### PROBLEM DESCRIPTION
Reproduce verbatim the lines of the listing from its first line through the line containing "item-text: (a⁻¹)⁻¹ = a", including both.
— BEGIN GIVEN DATA —
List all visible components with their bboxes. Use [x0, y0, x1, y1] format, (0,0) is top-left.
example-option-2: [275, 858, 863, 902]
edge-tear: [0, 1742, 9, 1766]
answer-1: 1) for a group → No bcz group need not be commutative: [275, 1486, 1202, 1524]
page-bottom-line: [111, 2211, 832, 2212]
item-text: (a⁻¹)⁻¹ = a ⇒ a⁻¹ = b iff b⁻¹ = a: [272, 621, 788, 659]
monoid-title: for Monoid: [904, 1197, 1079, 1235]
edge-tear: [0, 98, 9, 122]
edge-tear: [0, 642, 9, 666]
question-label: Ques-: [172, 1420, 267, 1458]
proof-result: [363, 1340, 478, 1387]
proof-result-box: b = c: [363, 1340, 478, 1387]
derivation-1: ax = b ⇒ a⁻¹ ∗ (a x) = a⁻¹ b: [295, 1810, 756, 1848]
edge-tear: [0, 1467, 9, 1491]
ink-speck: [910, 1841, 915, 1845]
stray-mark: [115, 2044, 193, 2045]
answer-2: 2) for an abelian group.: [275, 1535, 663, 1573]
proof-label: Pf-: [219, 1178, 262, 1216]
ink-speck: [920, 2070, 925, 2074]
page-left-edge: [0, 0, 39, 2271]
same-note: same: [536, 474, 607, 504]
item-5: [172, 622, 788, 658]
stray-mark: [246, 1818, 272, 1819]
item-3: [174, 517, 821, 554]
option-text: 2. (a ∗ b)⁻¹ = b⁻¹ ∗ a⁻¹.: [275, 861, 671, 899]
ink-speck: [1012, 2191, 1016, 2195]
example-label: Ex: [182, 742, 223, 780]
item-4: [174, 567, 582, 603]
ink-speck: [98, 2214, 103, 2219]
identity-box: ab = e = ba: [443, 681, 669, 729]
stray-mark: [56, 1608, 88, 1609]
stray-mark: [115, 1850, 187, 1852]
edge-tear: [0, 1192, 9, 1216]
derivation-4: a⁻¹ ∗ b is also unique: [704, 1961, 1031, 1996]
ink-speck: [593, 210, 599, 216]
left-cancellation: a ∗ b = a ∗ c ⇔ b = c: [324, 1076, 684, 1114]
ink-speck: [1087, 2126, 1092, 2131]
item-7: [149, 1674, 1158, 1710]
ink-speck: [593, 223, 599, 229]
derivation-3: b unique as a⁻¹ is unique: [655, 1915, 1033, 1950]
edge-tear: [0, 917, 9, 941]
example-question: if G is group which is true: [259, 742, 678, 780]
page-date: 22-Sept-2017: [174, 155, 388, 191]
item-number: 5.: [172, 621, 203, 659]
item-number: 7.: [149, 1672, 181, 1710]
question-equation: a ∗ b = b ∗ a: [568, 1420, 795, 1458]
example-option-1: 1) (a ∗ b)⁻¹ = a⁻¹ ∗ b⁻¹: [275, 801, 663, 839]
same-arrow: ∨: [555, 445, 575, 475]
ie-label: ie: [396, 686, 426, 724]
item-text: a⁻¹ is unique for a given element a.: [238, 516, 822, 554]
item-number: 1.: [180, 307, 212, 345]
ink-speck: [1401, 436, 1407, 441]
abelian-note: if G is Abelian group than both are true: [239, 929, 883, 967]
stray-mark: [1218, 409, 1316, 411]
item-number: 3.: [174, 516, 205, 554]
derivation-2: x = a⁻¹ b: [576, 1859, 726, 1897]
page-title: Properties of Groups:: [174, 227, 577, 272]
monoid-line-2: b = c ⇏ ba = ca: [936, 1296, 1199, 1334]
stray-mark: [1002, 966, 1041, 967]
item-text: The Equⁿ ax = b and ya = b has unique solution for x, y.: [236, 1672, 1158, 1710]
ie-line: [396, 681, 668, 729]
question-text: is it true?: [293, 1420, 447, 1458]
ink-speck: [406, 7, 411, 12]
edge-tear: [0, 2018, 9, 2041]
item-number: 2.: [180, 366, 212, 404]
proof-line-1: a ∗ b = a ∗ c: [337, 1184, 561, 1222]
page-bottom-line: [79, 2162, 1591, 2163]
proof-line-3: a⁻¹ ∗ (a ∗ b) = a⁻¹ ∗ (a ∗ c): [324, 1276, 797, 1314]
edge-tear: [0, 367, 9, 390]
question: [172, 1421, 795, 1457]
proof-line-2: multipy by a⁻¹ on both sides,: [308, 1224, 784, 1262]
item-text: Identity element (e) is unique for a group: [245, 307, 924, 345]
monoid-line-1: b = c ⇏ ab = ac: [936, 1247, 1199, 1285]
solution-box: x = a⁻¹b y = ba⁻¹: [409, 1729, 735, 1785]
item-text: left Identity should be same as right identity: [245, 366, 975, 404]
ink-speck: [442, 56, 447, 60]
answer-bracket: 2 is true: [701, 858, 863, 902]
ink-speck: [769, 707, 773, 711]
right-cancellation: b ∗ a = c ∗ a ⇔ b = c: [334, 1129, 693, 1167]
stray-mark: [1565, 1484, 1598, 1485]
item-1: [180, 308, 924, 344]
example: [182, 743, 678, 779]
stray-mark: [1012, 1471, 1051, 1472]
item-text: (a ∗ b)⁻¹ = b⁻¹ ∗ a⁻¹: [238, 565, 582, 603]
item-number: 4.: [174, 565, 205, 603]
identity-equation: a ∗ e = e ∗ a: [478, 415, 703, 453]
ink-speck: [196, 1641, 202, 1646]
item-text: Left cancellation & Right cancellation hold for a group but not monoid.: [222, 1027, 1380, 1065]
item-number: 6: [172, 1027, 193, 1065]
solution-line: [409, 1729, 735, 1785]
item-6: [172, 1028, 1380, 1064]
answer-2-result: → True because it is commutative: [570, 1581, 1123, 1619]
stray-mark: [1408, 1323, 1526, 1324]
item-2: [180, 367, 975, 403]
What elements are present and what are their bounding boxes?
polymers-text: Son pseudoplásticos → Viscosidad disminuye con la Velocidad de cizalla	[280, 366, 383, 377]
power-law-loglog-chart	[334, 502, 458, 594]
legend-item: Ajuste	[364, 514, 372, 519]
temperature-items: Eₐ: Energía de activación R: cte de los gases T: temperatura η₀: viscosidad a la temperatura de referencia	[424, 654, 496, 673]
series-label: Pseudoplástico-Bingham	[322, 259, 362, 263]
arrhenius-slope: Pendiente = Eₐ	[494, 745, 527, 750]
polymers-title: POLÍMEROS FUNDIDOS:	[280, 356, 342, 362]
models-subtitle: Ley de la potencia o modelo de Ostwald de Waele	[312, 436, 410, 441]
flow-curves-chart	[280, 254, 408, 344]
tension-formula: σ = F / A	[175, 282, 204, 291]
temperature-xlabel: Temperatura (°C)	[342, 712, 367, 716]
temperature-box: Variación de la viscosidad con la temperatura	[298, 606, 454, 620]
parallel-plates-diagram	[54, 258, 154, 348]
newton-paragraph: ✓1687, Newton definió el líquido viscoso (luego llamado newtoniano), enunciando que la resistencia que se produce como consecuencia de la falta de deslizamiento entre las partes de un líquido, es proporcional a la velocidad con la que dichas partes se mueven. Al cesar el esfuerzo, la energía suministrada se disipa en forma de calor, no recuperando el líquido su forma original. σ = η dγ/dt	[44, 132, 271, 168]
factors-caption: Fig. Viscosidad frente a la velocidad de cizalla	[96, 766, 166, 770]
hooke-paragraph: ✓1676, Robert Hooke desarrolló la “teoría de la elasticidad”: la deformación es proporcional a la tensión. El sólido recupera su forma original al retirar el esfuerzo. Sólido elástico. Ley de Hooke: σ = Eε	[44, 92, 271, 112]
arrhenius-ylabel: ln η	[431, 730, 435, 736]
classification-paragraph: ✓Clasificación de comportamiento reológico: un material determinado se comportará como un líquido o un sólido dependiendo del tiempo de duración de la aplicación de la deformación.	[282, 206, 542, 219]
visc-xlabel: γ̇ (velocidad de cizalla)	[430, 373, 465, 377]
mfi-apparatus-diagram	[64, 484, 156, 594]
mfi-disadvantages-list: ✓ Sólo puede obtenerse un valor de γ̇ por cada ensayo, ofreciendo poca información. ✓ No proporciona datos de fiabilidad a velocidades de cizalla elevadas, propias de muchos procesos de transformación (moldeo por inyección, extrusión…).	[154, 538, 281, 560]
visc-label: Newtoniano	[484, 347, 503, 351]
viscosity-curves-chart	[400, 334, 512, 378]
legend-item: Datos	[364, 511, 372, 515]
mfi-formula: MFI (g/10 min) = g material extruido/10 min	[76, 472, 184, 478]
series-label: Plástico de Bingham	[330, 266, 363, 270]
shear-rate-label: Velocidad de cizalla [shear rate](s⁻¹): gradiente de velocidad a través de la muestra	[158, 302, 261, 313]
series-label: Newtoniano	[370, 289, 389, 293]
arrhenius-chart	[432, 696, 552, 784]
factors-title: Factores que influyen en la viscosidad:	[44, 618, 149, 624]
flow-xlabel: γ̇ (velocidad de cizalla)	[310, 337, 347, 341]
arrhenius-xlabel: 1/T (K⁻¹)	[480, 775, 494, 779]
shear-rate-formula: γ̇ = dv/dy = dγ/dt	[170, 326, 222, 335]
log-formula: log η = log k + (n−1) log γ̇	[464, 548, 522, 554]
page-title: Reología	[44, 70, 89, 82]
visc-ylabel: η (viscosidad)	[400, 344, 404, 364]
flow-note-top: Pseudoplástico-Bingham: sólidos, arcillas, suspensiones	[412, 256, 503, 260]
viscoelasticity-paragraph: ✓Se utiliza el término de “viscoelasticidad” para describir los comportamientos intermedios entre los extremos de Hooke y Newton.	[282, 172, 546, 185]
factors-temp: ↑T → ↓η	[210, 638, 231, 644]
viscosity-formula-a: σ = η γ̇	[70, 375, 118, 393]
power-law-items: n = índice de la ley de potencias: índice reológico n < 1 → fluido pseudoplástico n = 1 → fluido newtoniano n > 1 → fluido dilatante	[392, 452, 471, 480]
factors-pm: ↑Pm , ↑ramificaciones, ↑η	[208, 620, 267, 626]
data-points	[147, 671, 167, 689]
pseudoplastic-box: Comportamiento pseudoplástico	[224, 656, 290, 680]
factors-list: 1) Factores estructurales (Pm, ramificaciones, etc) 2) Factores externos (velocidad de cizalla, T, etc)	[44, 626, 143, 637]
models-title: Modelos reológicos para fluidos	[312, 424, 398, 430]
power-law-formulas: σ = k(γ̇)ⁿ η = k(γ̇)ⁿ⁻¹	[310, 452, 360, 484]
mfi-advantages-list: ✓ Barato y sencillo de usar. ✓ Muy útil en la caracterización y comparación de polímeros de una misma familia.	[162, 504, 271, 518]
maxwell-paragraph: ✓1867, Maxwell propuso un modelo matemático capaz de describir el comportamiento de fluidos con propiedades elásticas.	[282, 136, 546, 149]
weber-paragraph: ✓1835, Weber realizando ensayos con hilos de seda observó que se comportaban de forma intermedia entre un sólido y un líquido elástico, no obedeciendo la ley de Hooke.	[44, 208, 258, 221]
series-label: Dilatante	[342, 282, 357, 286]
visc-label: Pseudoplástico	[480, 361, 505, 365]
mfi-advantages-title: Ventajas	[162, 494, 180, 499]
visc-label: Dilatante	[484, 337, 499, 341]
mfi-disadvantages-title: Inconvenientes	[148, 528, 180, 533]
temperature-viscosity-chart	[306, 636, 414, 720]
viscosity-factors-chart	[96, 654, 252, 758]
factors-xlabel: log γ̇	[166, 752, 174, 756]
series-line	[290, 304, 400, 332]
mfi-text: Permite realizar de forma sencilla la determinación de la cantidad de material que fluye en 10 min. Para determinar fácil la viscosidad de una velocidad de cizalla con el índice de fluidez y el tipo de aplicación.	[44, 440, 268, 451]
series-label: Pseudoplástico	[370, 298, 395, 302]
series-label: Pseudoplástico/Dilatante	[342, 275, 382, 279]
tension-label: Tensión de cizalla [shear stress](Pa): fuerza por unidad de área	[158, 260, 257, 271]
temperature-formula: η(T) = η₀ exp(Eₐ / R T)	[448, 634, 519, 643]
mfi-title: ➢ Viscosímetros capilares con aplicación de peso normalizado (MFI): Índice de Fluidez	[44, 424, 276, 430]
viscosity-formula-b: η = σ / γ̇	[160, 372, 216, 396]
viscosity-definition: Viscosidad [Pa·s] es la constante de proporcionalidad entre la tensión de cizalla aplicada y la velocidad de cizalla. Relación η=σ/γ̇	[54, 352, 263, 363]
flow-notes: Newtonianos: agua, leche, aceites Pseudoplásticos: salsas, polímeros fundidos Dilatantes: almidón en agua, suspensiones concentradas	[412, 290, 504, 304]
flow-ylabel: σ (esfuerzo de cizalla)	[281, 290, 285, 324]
— END GIVEN DATA —
### TASK SOLUTION
List all visible components with their bboxes. Use [x0, y0, x1, y1] format, (0,0) is top-left.
example-option-2: [275, 858, 863, 902]
edge-tear: [0, 1742, 9, 1766]
answer-1: 1) for a group → No bcz group need not be commutative: [275, 1486, 1202, 1524]
page-bottom-line: [111, 2211, 832, 2212]
item-text: (a⁻¹)⁻¹ = a ⇒ a⁻¹ = b iff b⁻¹ = a: [272, 621, 788, 659]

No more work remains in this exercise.